* **TEXT PROVIDED**
Segment Implementation Deep-dive [Part 1]: Architecture and Tracking Plan

This article is Part 1 of a 3-part series highlighting key Segment implementation principles, complementing the official success story which outlines the commercial and business impact.

When we started working with Nexo, it wasn’t that they lacked data – they had too much, and none of it was consistent.

Different teams had built their own data pipelines over time: marketing scripts here, mobile SDKs there, backend logs elsewhere. Each used different methods, different naming conventions, and in many cases, sparse or undocumented schemas.

This fragmented approach created some big problems – marketing couldn’t reliably track conversions across channels or attribute performance – custom solutions where often used. Product teams struggled to compare usage across platforms. Engineering was overwhelmed & stuck maintaining brittle tracking logic.

The data was siloed. The schemas were inconsistent. And everyone relied on expensive resources (engineering) to manually bridge the gaps.

The core problems we set out to resolve were the following:

problems solved

Our first job wasn’t to touch code – it was to design the system that would bring consistency, governance, and scalability to their event tracking.

1. Start with an Event Matrix

We began by building a Tracking plan (often referred to as Event matrix) – a structured document mapping every key user interaction across web, app, and backend. Segment have a few great examples for these type of specs – here’s an example.

Each event entry included:

  • Event name (e.g. User Signed Up, Transaction Completed)
  • Source (web, mobile, server)
  • Properties (expected keys, types, values)
  • Trigger logic (when and how the event is fired)
  • Destinations (e.g., GA4, Mixpanel, Google Ads)

  • 💡 Pro tip: We kept this in a collaborative spreadsheet with version control, which can later be used as the foundation for Protocols to enforce schemas. More on that in the next parts of this series.

    This became our Tracking Plan – a shared contract between devs, analysts & marketers.

    2. Define Identity Strategy Early

    Identity stitching is a cornerstone of Segment’s power. But only if you get it right early.

    We set clear rules for how to use:

    identify(userId, traits) – once the user logs in or signs up

    track(event, properties) – for all behavioral events

    Segment’s documentation has all available methods documented here: Segment Specs

    All sources (web, app, server) followed the same pattern.

* **WRITTEN REQUEST**
Copy word for word the passage of the Segment implementation article that opens with "The core problems" and closes with "Up, Transaction Completed)". Rely only on the Segment implementation article for what follows.

* **DATA EXTRACT**
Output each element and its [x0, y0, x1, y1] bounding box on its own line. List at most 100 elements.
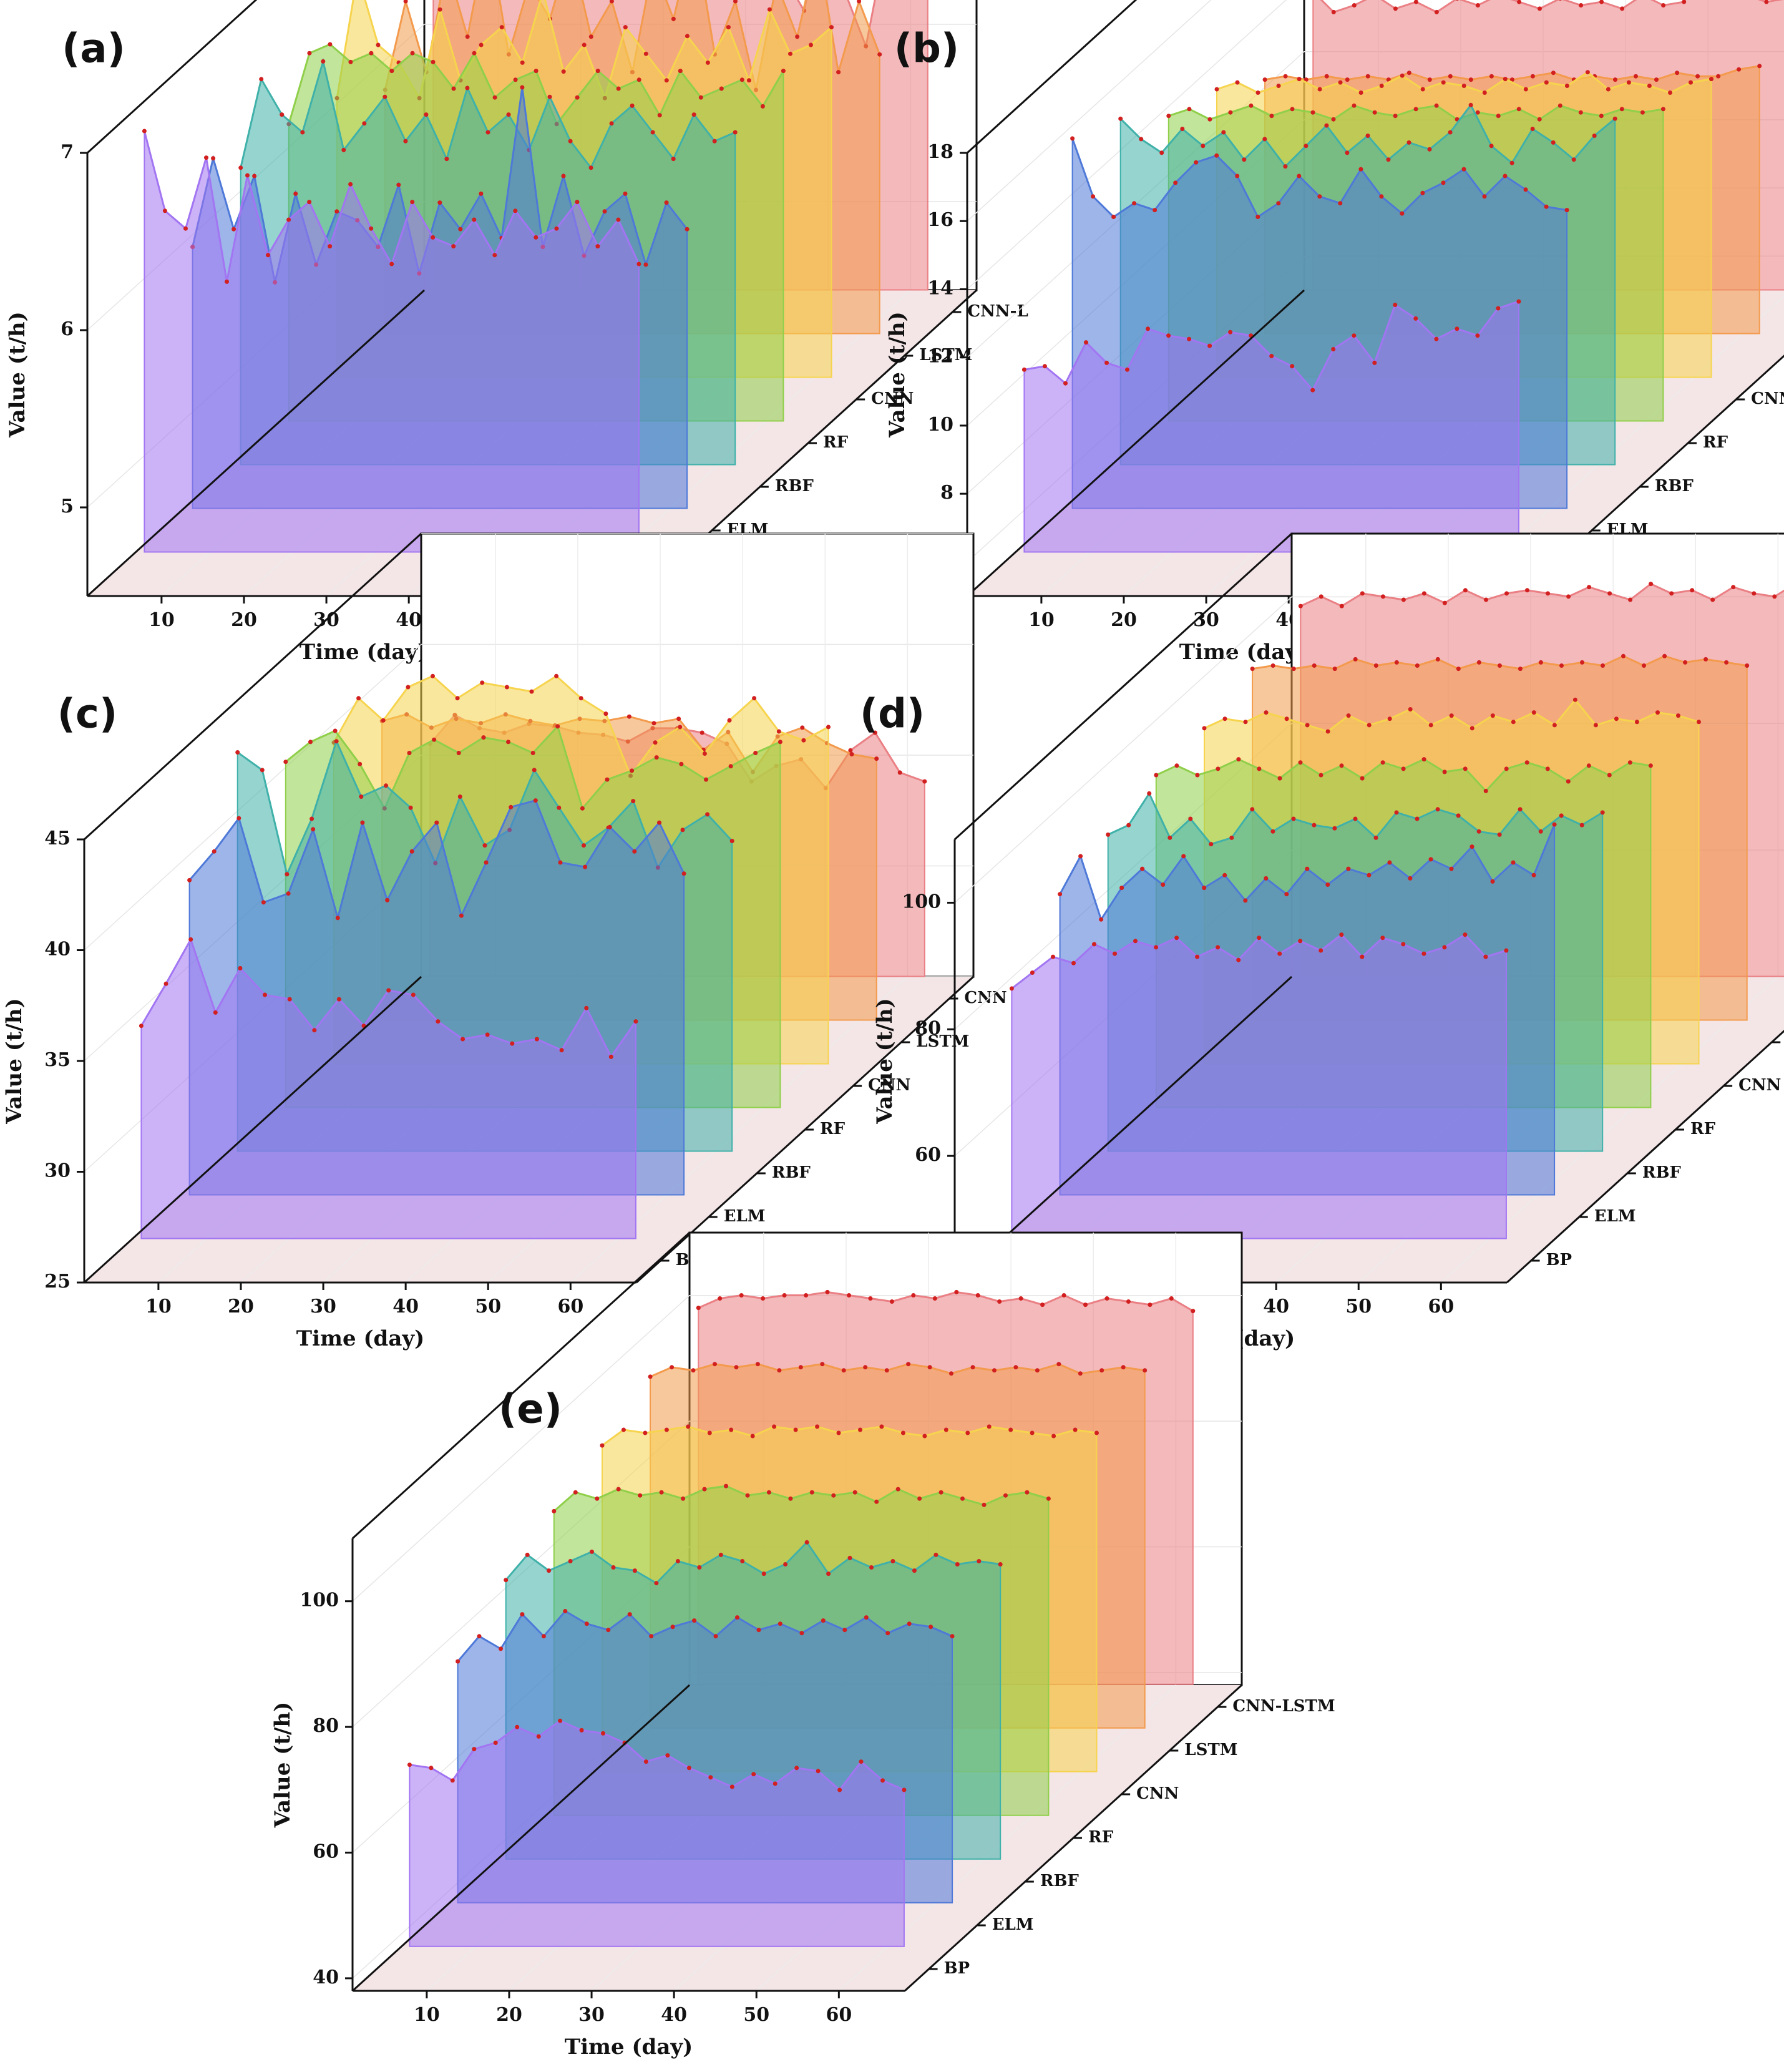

* **PROBLEM SOLUTION**
The core problems we set out to resolve were the following:

problems solved

Our first job wasn’t to touch code – it was to design the system that would bring consistency, governance, and scalability to their event tracking.

1. Start with an Event Matrix

We began by building a Tracking plan (often referred to as Event matrix) – a structured document mapping every key user interaction across web, app, and backend. Segment have a few great examples for these type of specs – here’s an example.

Each event entry included:

  • Event name (e.g. User Signed Up, Transaction Completed)